— 任务 1 —
根据分类笔记回答：
(a) 笔记中的预测目标是什么？
(b) 二分类训练时，Class 2 的目标值设为多少？
(c) 关于惩罚"太正确"的样本，笔记给出的出处是什么？
— 任务 2 —
接着分类笔记的最后一行"Ideal Alternatives(理想的做法)"往下续写。
━━━━━ 原文摘录 ━━━━━
Classification: Given options(classes), the function outputs the correct one.

Probabilistic Generative Model

features and predict target

• 一共有7个features，其中
• Total = HP + Attack + Deffense + SP Atk + Sp Def + Speed
• predict target: type of pokemon

How to do Classification

• 收集Training data for Classification
• 考虑如果做分类？

Classification as Regression?（分类问题是否可以用回归算法处理？）

以二分类举个例子

• Training: Class 1 means the target is 1; Class 2 means the target is -1
• Testing: $\text{closer to 1}\to \text{class 1};\text{closer to -1}\to \text{class 2}$

这样直接用Regression来解决Classification的问题，会发生如下图的情况：

• 当样本feature如左图所示，则$y=b+w_1{x}_1+w_2{x}_2$的函数可以很好的工作。
• 当样本feature如右图所示，由于右下角的数据，导致Regression的Loss函数在求最小值时，会倾向于给出紫色的线段的方程。即Loss函数会由于“太正确”而导致最终预测结果出错。
• Penalize to the examples that are “too correct” … (Bishop, P186)

Ideal Alternatives(理想的做法)
━━━━━ 所示条目 ━━━━━
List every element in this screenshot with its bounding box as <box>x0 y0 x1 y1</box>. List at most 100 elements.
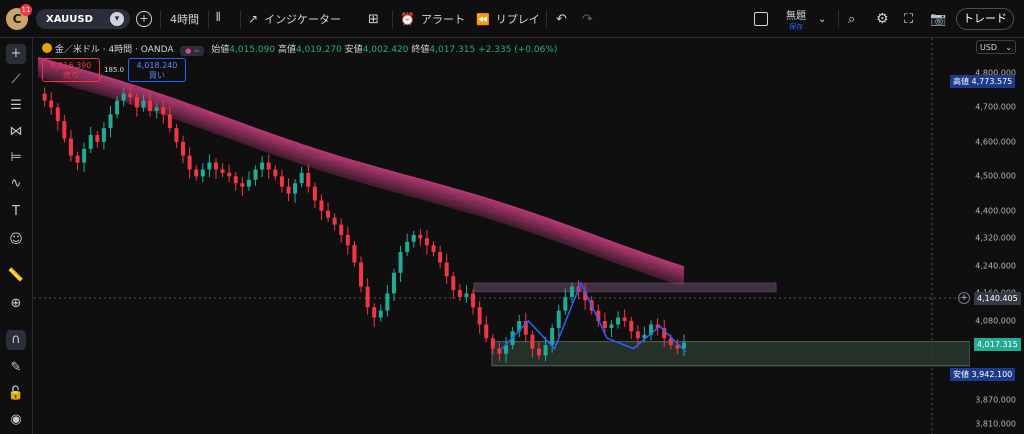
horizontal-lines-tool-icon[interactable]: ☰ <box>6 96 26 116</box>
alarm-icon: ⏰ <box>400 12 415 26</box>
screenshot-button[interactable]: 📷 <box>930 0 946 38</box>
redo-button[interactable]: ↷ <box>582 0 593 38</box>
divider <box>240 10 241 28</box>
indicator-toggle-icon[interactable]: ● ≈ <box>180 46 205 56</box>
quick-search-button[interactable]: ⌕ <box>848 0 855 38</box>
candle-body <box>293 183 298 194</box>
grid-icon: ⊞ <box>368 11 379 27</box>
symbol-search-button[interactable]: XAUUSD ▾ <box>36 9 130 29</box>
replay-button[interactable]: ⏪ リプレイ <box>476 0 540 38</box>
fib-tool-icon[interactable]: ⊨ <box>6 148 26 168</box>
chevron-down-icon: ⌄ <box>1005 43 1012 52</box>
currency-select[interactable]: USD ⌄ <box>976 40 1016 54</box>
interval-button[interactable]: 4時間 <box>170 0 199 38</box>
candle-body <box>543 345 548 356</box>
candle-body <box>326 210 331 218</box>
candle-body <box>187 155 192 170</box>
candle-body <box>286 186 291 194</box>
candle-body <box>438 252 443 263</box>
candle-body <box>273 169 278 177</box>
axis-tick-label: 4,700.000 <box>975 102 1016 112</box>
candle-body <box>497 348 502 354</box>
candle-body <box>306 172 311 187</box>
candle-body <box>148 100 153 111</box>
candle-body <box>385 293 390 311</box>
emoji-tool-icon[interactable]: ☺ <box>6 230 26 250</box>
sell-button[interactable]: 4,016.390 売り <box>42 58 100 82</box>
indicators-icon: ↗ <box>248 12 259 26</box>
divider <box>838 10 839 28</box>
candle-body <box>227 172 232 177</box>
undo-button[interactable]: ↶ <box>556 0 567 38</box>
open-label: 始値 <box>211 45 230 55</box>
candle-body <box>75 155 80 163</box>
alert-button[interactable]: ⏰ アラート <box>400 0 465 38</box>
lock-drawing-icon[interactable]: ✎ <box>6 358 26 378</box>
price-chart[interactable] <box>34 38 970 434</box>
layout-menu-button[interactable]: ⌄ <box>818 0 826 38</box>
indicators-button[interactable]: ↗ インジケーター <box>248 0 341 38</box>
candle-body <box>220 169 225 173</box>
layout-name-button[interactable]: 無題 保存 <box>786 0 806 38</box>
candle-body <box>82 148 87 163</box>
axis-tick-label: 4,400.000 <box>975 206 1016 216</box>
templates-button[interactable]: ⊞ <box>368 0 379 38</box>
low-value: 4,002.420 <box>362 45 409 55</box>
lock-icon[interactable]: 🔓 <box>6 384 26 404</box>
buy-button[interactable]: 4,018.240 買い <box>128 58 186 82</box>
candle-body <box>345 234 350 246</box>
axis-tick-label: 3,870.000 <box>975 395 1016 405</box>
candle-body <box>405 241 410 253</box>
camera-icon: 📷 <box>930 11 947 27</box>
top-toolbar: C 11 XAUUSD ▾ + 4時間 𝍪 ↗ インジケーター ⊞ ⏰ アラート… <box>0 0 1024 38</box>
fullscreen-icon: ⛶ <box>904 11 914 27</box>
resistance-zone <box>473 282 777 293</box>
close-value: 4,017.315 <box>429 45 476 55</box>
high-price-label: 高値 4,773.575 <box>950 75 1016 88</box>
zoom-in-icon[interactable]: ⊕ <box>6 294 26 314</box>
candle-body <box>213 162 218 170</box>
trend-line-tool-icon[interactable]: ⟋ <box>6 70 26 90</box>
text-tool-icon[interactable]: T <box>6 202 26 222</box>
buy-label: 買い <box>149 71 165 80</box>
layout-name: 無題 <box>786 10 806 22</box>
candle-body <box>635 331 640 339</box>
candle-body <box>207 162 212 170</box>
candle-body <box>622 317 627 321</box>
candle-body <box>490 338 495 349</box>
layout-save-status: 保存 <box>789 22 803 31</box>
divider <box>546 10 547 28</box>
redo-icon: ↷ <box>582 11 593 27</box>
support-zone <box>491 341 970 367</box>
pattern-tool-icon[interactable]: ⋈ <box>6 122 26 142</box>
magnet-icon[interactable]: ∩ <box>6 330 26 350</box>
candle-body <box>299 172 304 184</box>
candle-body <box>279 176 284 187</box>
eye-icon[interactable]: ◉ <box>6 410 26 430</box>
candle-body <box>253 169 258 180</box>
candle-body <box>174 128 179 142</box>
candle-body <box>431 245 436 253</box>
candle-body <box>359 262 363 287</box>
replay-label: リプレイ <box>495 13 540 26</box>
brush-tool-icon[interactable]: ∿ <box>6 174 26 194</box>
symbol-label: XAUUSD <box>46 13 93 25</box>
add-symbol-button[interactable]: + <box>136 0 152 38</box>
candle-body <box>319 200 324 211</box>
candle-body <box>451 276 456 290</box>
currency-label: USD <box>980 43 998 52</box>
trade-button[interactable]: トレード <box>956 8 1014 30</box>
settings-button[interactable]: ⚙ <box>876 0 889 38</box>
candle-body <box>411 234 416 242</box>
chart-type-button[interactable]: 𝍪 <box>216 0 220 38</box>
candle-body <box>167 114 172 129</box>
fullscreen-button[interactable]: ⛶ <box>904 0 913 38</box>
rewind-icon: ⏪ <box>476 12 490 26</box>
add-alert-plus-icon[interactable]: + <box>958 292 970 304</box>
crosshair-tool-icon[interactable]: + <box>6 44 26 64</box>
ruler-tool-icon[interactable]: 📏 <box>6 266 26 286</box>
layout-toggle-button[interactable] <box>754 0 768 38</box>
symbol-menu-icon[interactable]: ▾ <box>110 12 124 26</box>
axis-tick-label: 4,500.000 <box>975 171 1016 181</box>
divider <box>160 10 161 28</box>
━━━━━
— 任务答案 1 —
(a) 宝可梦的类型（type of pokemon）。
(b) -1。
(c) Bishop, P186。

— 任务答案 2 —
• Function (Model): $$\delta (x)\Rightarrow \{\begin{array}{ll}g(x)>0& \text{Output = class 1}\\ else& \text{Output = class 2}\end{array}$$
• Loss Function
  • The number of times f get incorrect results on training data. $$L(f)=\sum _n\delta (f(x^n)\ne {\hat{y}}^n)$$
• Find the best function:
  • Example: Perceptron, SVM

Generative Model

• $P(C_1)$是从两个分类中，随机选中Class1的几率，$P(C_2)$是从两个分类中，随机选中Class2的几率。
• 假设x为其中一种颜色的圆圈，则：$P(x|C_1)$表示从Class1中选中x的几率，$P(x|C_2)$表示从Class2中选中x的几率，
• 选中x属于class1的几率就是：$P(C_1|x)=\frac{P(C_1)P(x|C_1)}{P(C_1)P(x|C_1)+P(C_2)P(x|C_2)}$
• 选中x的总几率就是： $P(x)=P(x|C_1)P(C_1)+P(x|C_2)P(C_2)$
• Estimating the Probabilities From training data, 这整个想法就叫做Generative Model

Gaussian Distribution

• $f_{\mu ,\sum }(x)=\frac{1}{(2\pi {)}^{D/2}}\frac{1}{|\sum {|}^{1/2}}exp\{-\frac{1}{2}(x-\mu {)}^T\sum ^{-1}(x-\mu )\}$
• input: vector x, output: probability of sampling x(实际是probability density，概率密度与概率成正比,此处简略为概率)
• The shape of the function determines by mean $\mu$ and covariance matrix $\sum$(协方差矩阵)

Maximum Likelihood（找mean$\mu$和covariance matrix $\mathrm{\Sigma }$的方法）

• mean $\mu$控制原点的位置。
• covariance matrix $\mathrm{\Sigma }$决定图形的形状。
• 虽然图中左下角的点都可以求出相对于两个圈的概率，但是这两个概率的大小是不一样的。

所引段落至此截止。